Directions:
From the entries that follow, extract each line holding the string "replies".

Material shown:
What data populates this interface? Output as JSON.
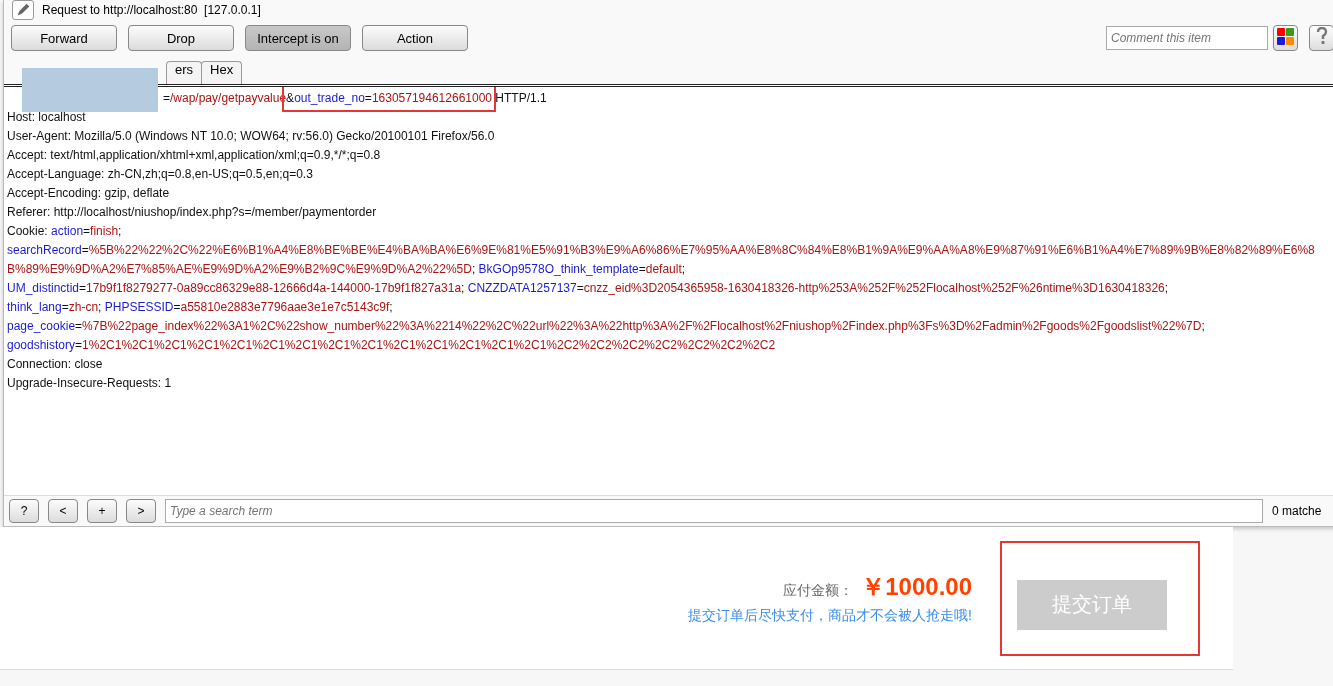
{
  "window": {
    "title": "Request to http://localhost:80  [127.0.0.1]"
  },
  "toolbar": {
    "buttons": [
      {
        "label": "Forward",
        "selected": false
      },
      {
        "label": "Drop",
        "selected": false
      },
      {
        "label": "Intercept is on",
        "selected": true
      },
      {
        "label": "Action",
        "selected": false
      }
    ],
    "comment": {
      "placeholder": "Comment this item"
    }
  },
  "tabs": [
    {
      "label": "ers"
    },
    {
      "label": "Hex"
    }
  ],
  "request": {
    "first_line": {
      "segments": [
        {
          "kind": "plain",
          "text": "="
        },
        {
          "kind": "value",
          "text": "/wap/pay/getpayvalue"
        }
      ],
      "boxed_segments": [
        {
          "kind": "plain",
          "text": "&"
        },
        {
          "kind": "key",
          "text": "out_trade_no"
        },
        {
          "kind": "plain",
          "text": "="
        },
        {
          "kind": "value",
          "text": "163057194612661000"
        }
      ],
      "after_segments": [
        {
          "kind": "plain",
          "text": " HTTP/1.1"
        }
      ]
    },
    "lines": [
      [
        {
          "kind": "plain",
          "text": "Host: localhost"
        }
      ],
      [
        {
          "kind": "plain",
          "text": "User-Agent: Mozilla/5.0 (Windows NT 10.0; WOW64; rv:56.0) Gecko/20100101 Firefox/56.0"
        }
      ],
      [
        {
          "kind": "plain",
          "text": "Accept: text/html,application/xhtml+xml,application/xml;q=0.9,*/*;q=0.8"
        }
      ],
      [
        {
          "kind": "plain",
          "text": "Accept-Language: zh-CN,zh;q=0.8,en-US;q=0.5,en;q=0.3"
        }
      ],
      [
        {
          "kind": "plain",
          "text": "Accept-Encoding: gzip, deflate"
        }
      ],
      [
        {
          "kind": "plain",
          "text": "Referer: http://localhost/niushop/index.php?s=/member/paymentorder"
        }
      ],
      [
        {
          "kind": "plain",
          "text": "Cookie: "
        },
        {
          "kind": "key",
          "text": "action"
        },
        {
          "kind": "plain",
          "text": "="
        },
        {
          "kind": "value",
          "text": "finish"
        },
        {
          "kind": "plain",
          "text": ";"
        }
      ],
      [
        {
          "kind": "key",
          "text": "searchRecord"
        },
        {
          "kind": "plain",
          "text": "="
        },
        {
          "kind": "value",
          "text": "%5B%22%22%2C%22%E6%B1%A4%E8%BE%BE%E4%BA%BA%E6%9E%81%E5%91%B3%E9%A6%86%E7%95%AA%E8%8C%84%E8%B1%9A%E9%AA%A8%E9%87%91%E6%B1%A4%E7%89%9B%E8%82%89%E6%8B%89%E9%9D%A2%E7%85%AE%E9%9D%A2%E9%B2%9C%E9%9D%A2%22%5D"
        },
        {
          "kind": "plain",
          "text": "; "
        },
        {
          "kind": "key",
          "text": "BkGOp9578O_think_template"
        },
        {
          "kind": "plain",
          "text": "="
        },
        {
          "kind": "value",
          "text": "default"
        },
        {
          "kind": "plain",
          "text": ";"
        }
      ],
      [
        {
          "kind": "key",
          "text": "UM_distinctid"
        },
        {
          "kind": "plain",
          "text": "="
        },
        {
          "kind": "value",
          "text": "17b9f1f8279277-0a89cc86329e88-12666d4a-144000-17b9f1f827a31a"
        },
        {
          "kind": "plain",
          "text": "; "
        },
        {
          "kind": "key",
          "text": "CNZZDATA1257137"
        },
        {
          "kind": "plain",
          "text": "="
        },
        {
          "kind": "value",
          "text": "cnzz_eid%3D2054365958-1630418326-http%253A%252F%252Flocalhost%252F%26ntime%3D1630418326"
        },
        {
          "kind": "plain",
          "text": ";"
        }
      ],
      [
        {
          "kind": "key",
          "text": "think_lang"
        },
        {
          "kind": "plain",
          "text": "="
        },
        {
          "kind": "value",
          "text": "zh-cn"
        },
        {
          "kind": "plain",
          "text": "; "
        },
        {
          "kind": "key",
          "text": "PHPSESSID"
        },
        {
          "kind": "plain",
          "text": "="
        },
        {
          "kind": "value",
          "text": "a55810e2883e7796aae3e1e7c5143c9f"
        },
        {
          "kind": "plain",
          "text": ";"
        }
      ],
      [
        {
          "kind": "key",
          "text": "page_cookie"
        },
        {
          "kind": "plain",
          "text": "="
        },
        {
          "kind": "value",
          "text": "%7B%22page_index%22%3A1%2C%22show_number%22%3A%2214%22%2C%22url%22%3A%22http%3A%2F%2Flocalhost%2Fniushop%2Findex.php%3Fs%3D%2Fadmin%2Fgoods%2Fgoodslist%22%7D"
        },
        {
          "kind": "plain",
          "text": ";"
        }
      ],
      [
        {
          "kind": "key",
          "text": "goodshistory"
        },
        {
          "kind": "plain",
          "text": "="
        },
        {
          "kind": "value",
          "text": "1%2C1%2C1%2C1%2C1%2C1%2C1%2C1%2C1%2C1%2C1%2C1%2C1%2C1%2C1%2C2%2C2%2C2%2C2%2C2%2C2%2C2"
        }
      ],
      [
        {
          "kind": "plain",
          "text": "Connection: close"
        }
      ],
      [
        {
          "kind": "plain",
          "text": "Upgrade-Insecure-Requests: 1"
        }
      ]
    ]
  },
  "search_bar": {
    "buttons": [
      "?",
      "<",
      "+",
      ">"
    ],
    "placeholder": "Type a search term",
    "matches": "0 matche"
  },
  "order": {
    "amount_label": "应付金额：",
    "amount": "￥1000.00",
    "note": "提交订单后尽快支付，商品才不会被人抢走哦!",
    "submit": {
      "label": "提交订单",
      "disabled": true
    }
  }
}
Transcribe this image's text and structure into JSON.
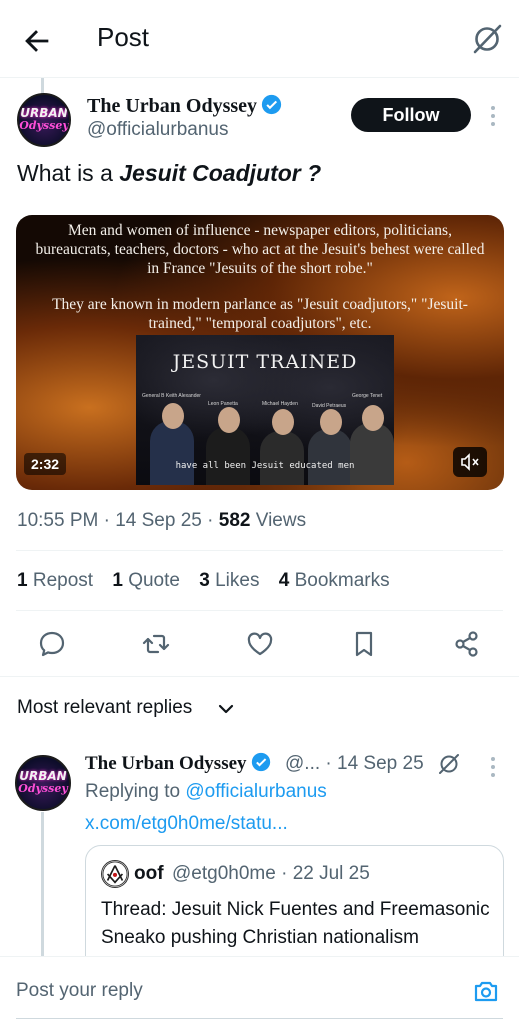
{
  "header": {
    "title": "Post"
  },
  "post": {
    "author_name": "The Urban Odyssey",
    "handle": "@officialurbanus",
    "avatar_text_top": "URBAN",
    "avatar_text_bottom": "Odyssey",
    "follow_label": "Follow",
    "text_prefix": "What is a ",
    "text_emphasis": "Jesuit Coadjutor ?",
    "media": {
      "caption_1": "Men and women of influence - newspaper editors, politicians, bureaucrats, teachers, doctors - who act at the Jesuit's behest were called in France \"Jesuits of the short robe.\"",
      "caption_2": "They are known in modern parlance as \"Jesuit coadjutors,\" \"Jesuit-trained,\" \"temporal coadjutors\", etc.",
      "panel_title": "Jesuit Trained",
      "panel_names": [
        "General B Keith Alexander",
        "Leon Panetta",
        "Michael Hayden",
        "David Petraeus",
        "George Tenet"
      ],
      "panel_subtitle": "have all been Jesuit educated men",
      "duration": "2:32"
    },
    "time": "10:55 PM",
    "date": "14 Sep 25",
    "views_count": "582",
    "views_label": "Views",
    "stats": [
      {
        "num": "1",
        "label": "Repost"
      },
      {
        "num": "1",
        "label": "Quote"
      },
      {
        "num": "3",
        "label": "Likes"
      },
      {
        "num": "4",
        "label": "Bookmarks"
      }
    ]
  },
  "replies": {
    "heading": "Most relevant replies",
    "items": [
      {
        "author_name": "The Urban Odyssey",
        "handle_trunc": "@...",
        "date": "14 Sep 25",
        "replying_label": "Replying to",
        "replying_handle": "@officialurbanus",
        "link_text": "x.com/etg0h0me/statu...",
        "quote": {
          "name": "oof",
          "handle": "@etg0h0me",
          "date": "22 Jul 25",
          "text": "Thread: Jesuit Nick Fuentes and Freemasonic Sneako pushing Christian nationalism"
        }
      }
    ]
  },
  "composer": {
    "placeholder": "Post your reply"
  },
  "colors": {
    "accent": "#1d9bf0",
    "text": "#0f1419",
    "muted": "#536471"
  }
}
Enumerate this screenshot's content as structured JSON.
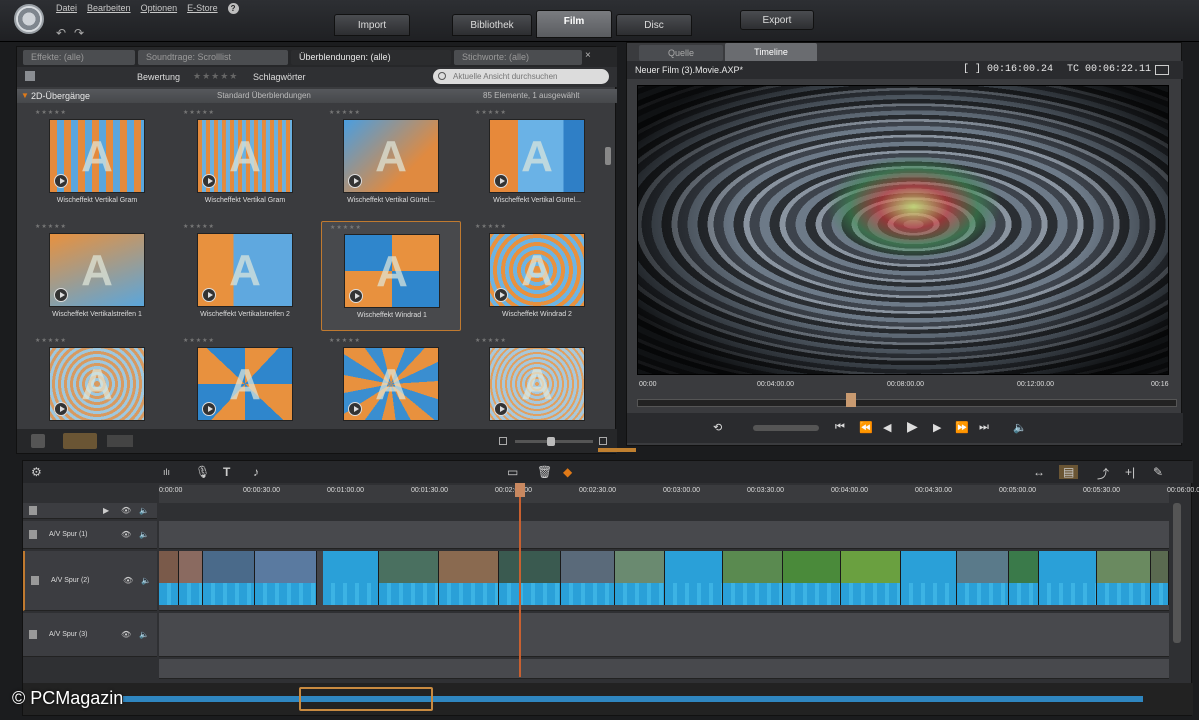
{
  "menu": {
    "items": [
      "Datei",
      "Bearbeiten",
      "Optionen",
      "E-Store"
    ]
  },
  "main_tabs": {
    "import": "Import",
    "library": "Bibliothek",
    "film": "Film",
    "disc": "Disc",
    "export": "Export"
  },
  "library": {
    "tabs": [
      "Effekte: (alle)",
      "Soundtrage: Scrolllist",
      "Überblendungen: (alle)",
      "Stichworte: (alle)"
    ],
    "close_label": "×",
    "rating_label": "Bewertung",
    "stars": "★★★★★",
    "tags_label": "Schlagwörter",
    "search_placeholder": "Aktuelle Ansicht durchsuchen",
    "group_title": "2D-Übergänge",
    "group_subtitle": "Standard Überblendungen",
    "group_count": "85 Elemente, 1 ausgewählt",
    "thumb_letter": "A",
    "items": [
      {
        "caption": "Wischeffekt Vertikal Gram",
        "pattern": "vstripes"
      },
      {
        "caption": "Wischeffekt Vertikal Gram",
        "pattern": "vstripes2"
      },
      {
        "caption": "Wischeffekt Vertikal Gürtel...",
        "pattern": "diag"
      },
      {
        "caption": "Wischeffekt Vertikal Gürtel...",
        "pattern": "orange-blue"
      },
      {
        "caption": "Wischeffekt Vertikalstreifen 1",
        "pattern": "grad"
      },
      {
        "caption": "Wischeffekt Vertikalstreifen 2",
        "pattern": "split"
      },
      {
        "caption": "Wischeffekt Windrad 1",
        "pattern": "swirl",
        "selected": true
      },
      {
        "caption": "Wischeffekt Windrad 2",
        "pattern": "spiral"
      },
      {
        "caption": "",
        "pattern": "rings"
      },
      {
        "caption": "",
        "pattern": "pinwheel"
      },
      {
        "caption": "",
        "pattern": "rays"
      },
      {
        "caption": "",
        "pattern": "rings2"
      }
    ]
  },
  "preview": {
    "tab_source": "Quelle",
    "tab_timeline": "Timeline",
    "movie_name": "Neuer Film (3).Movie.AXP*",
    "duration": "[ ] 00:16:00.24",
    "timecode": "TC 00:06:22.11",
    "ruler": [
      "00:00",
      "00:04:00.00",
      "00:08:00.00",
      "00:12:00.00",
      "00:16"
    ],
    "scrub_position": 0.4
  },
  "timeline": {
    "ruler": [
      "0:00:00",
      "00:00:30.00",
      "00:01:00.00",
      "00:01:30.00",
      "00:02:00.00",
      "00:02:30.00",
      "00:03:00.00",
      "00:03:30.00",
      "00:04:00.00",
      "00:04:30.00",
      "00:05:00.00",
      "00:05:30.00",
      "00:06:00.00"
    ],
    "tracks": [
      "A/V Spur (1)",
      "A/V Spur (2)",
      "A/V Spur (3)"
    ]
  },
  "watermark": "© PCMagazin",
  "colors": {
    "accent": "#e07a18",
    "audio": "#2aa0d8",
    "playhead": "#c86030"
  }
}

The response:
  "replies": {
    "heading": "Most relevant replies",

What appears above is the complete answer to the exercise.